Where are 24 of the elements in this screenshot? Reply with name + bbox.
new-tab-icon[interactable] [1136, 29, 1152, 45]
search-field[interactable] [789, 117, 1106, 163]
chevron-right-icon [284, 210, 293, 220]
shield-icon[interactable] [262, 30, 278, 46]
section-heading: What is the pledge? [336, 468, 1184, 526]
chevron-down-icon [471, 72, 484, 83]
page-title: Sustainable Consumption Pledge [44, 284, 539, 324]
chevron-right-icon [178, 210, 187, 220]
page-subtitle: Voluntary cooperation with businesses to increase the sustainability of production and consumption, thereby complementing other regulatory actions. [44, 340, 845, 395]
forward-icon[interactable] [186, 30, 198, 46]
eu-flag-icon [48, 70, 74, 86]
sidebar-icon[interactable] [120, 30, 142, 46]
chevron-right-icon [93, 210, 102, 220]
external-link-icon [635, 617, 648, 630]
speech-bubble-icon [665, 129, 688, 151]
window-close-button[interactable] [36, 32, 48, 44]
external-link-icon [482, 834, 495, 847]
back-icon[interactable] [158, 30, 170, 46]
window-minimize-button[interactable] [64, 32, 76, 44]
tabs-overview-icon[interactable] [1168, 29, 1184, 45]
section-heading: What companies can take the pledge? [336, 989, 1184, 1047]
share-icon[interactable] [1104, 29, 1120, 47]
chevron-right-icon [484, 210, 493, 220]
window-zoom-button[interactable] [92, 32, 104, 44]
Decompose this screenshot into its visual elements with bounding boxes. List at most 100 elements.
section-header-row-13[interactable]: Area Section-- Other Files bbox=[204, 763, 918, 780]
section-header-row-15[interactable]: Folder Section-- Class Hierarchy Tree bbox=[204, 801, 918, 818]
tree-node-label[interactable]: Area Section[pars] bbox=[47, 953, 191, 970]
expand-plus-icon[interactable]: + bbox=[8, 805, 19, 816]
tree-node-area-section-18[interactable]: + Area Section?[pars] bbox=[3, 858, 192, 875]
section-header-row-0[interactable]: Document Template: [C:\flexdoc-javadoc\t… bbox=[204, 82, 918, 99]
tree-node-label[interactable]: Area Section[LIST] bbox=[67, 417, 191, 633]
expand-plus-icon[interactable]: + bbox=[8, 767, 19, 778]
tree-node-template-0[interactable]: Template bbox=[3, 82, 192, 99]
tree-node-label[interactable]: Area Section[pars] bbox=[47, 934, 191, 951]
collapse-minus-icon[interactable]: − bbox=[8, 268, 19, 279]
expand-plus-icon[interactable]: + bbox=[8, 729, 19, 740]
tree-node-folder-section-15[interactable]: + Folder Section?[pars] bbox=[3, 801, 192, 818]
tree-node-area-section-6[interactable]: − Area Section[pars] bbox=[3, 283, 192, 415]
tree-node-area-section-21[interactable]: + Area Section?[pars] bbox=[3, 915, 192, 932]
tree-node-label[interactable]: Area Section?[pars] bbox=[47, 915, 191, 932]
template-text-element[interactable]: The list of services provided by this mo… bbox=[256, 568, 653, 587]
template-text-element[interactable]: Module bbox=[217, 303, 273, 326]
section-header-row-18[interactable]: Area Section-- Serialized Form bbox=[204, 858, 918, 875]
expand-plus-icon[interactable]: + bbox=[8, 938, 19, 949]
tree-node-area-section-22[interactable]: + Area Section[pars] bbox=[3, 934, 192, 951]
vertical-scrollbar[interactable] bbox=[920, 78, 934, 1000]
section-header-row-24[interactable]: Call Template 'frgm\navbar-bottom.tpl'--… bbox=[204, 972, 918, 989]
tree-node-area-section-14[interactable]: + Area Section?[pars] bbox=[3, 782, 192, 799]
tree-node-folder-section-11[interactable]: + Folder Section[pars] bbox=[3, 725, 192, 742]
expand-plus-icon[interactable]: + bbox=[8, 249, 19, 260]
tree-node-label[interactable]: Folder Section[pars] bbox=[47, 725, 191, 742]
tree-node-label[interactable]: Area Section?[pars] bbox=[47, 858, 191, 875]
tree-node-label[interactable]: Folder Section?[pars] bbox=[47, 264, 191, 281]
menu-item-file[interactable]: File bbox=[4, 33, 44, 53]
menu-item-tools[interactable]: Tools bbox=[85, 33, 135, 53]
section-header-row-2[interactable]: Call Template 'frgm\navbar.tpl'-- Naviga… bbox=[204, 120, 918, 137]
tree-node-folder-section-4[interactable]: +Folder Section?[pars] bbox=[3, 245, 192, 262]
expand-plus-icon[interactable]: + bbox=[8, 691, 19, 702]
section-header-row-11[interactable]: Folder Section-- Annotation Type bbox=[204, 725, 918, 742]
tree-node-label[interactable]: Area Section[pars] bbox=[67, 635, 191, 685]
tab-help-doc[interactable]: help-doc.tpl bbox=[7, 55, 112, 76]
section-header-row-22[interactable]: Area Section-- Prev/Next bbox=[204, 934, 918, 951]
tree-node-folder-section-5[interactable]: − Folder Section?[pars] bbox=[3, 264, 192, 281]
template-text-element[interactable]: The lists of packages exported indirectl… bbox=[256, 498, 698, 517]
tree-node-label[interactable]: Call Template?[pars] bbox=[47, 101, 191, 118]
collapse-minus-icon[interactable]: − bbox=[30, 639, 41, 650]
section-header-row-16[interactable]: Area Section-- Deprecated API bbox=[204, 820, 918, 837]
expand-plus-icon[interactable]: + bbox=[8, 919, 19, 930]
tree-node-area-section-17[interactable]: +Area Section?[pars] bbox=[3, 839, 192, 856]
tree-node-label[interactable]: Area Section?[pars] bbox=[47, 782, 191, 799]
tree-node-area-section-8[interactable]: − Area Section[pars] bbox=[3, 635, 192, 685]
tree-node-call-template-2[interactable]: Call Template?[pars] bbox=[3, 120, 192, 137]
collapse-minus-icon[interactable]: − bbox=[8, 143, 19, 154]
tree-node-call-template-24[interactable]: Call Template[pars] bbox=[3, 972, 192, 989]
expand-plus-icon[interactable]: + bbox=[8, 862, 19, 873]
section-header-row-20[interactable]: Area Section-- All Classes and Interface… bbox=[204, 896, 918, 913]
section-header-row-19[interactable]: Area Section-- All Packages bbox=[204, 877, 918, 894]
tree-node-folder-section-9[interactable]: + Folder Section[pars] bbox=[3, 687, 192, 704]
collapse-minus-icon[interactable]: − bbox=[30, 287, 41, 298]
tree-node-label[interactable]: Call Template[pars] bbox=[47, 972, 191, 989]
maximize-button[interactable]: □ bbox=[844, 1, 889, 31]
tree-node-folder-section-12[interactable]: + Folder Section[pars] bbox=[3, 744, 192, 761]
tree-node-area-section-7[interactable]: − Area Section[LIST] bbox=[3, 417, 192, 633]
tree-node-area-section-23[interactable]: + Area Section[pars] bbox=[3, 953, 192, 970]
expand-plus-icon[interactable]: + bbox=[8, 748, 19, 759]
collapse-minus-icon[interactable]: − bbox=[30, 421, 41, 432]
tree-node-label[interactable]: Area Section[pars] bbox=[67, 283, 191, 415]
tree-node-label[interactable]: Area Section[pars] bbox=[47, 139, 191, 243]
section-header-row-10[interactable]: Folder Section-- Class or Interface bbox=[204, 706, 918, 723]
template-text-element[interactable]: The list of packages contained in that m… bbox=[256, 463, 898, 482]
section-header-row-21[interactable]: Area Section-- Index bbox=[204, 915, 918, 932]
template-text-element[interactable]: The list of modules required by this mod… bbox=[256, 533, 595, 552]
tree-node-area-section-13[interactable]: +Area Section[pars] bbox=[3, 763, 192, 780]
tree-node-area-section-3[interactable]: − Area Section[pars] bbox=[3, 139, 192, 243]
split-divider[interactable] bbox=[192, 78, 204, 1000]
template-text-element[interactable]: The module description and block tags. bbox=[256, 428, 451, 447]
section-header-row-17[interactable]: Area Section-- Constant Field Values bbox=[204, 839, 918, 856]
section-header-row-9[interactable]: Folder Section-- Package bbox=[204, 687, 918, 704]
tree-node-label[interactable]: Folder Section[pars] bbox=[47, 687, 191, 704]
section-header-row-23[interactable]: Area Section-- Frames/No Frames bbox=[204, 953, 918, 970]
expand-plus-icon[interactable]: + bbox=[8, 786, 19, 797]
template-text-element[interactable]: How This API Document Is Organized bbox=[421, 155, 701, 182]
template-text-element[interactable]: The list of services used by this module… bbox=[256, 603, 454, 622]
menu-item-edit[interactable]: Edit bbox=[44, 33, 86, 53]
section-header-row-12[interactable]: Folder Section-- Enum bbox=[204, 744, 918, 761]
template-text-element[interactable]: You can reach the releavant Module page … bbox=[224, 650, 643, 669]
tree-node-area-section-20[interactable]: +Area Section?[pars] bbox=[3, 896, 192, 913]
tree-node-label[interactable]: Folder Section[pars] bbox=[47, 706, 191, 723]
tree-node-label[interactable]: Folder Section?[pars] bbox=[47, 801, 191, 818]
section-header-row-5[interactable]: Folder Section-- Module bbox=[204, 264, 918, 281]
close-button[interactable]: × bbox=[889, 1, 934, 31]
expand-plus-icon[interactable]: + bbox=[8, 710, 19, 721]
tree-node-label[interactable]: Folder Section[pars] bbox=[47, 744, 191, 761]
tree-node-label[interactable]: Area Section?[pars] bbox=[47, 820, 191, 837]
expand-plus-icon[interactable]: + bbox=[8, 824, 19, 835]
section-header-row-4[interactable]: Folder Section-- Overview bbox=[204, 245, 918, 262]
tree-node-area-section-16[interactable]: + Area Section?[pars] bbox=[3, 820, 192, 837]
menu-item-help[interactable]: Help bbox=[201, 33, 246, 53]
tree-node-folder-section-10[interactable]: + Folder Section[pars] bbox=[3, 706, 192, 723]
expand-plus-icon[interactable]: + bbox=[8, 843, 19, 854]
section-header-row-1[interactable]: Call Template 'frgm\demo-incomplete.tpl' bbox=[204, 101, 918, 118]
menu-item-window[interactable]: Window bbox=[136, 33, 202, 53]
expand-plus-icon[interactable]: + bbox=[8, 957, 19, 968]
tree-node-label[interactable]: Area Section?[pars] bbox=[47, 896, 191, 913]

### Written task
Rewrite the material from its first line up to and including the line with "back-icon[interactable] [158, 30, 170, 46]", changing "chevron-right-icon" to "arrow-right-icon" and leaving everything else the same. Give only those lines.

### Output of the task
Where are 24 of the elements in this screenshot? Reply with name + bbox.
new-tab-icon[interactable] [1136, 29, 1152, 45]
search-field[interactable] [789, 117, 1106, 163]
arrow-right-icon [284, 210, 293, 220]
shield-icon[interactable] [262, 30, 278, 46]
section-heading: What is the pledge? [336, 468, 1184, 526]
chevron-down-icon [471, 72, 484, 83]
page-title: Sustainable Consumption Pledge [44, 284, 539, 324]
arrow-right-icon [178, 210, 187, 220]
page-subtitle: Voluntary cooperation with businesses to increase the sustainability of production and consumption, thereby complementing other regulatory actions. [44, 340, 845, 395]
forward-icon[interactable] [186, 30, 198, 46]
eu-flag-icon [48, 70, 74, 86]
sidebar-icon[interactable] [120, 30, 142, 46]
arrow-right-icon [93, 210, 102, 220]
external-link-icon [635, 617, 648, 630]
speech-bubble-icon [665, 129, 688, 151]
window-close-button[interactable] [36, 32, 48, 44]
external-link-icon [482, 834, 495, 847]
back-icon[interactable] [158, 30, 170, 46]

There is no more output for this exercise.